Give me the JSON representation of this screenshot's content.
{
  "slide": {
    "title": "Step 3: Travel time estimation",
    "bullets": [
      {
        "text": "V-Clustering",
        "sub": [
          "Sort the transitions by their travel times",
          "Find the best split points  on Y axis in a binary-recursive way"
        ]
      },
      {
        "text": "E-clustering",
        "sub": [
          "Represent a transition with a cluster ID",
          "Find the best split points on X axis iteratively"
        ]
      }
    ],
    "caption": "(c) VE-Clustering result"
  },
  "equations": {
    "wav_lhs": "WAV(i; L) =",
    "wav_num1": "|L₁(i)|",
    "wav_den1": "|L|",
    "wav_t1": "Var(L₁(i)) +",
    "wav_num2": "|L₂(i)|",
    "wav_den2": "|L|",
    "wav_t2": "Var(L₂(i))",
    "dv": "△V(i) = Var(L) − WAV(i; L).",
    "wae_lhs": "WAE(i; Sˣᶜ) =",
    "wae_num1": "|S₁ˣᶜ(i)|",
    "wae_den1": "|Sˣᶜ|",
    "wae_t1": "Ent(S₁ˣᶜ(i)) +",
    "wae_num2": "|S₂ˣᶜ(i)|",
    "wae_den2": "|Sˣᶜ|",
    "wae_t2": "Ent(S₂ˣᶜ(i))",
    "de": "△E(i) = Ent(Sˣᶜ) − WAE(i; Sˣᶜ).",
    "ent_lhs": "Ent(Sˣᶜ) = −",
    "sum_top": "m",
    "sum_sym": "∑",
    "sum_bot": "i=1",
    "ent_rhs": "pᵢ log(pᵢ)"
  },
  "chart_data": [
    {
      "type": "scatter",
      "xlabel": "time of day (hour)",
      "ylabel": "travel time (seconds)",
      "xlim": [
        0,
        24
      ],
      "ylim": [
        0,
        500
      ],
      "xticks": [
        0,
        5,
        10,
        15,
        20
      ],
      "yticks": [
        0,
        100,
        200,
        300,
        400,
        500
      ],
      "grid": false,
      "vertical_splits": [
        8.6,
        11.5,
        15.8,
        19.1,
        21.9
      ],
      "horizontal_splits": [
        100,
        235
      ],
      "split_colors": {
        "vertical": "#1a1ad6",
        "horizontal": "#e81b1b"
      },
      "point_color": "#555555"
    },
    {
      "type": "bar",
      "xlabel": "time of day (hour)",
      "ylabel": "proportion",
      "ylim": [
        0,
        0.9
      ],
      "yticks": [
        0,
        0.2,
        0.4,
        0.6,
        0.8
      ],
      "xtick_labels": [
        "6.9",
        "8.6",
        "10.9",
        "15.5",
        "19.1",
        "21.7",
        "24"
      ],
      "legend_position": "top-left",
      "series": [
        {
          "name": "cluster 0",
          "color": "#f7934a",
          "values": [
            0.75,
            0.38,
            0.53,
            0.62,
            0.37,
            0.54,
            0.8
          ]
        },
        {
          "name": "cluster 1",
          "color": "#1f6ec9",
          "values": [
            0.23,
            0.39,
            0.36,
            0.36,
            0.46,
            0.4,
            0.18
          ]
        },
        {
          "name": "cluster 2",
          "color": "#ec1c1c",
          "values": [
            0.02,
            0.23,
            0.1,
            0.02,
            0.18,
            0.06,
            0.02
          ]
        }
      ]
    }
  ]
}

^^^^^^^^

- What the exercise asks
How many lines of the data contain the word "Find"? Answer with the number alone.

- Solution to the exercise
2